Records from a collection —
····················

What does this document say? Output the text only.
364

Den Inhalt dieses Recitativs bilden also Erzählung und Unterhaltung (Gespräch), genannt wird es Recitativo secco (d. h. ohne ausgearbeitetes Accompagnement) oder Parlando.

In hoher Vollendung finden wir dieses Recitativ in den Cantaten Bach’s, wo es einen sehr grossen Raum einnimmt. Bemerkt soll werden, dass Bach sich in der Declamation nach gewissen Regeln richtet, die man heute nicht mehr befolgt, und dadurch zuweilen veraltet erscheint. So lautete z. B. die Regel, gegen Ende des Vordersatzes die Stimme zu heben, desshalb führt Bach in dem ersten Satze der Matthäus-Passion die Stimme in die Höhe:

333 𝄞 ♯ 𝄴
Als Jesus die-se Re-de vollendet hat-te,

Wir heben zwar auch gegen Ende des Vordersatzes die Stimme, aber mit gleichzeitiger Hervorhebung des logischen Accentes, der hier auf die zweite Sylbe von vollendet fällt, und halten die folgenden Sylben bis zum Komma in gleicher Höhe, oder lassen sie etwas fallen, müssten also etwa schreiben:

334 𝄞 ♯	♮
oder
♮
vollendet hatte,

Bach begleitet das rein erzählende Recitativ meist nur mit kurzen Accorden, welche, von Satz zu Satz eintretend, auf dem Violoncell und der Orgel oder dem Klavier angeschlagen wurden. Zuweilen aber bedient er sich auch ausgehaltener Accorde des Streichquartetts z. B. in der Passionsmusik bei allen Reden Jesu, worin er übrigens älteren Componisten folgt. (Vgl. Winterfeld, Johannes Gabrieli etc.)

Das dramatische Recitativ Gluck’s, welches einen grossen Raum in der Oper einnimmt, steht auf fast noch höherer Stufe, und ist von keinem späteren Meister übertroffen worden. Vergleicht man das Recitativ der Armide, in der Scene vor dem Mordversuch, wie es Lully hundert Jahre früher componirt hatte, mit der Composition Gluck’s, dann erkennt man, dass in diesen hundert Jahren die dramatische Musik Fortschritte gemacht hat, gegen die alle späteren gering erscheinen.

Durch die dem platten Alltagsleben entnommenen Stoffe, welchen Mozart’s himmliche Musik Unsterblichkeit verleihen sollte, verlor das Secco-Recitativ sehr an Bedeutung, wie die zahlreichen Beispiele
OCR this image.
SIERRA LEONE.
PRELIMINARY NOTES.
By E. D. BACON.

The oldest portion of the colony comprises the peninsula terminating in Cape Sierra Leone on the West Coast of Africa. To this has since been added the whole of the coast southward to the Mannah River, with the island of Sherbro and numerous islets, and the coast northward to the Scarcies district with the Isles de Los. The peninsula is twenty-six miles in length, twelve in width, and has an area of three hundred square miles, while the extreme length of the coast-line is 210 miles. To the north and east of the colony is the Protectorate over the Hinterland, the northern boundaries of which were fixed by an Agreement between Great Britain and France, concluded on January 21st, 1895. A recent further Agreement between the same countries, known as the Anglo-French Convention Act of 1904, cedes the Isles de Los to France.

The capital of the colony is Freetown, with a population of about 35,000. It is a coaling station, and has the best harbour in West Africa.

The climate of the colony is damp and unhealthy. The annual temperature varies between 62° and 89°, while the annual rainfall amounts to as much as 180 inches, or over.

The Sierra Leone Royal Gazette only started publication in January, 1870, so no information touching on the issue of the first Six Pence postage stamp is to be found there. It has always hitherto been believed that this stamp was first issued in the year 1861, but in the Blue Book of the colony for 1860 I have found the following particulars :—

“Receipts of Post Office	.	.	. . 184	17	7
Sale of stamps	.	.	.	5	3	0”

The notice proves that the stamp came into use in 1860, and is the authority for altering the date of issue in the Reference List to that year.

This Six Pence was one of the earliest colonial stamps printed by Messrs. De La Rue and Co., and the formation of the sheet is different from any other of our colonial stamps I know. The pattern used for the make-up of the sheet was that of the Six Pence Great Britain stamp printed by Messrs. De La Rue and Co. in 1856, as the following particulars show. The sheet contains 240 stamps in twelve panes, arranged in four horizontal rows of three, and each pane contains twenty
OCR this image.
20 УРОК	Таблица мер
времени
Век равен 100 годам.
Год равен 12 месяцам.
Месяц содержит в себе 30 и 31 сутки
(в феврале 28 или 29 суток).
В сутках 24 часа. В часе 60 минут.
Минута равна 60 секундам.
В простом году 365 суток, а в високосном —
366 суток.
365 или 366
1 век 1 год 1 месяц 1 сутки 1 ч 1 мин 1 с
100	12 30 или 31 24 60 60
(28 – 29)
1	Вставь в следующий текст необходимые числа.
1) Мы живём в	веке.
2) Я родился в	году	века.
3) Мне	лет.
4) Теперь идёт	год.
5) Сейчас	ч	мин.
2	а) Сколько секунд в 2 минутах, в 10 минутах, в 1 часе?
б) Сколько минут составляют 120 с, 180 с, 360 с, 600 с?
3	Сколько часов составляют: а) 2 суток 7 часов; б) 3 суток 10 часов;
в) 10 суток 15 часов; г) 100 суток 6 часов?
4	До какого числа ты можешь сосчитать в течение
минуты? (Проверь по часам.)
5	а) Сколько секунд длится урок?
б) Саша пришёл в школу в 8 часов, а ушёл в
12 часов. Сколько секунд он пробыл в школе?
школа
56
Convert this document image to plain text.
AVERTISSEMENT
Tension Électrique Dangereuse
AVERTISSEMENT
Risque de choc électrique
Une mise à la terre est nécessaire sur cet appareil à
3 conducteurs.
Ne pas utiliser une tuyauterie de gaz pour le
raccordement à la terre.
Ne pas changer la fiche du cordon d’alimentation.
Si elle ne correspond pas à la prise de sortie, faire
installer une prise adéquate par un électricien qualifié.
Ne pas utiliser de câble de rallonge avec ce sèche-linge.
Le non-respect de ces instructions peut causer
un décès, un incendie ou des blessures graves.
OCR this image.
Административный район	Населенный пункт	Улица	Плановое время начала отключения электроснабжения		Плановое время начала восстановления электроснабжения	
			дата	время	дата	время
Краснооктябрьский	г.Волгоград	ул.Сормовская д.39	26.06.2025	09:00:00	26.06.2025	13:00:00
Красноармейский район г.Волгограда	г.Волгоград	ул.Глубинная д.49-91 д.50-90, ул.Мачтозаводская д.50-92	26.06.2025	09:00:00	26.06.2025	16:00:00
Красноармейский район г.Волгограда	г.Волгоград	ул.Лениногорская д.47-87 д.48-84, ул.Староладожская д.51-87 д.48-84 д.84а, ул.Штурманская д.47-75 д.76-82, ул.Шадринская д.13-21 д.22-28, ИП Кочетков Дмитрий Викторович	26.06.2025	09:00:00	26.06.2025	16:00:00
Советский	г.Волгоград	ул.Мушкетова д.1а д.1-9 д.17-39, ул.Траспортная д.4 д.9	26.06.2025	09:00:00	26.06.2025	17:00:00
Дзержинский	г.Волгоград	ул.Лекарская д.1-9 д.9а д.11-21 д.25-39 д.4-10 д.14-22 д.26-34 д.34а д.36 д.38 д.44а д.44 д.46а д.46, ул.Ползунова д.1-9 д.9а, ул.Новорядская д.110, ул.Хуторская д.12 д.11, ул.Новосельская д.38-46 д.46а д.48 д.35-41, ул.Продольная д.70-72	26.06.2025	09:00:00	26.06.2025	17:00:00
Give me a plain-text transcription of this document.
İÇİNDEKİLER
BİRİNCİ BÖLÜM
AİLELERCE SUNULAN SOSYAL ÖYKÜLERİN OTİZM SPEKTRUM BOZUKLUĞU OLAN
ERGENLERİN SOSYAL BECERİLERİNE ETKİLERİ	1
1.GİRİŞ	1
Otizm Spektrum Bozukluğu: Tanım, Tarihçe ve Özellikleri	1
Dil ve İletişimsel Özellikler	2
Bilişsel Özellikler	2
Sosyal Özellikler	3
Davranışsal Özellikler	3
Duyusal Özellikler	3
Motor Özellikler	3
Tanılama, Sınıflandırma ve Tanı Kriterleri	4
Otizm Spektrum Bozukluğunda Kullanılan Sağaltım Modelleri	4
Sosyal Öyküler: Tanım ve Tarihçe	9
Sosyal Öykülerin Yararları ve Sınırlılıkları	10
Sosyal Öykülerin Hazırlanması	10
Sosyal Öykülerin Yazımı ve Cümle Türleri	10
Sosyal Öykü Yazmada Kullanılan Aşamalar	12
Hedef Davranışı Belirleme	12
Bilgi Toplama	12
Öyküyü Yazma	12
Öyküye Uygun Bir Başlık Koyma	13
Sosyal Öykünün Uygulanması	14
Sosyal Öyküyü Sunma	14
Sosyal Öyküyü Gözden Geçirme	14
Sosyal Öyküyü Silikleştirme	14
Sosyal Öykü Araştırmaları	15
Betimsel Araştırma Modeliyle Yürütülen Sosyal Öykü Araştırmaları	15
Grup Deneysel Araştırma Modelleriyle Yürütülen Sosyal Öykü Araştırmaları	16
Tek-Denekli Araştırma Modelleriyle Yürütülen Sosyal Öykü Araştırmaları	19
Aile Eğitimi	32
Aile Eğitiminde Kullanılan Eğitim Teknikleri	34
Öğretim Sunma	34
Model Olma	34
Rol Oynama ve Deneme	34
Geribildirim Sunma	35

····················

Task requirements — Select the lines in this material that hold the word "часов", leaving none out.

The solution —
3	Сколько часов составляют: а) 2 суток 7 часов; б) 3 суток 10 часов;
в) 10 суток 15 часов; г) 100 суток 6 часов?
б) Саша пришёл в школу в 8 часов, а ушёл в
12 часов. Сколько секунд он пробыл в школе?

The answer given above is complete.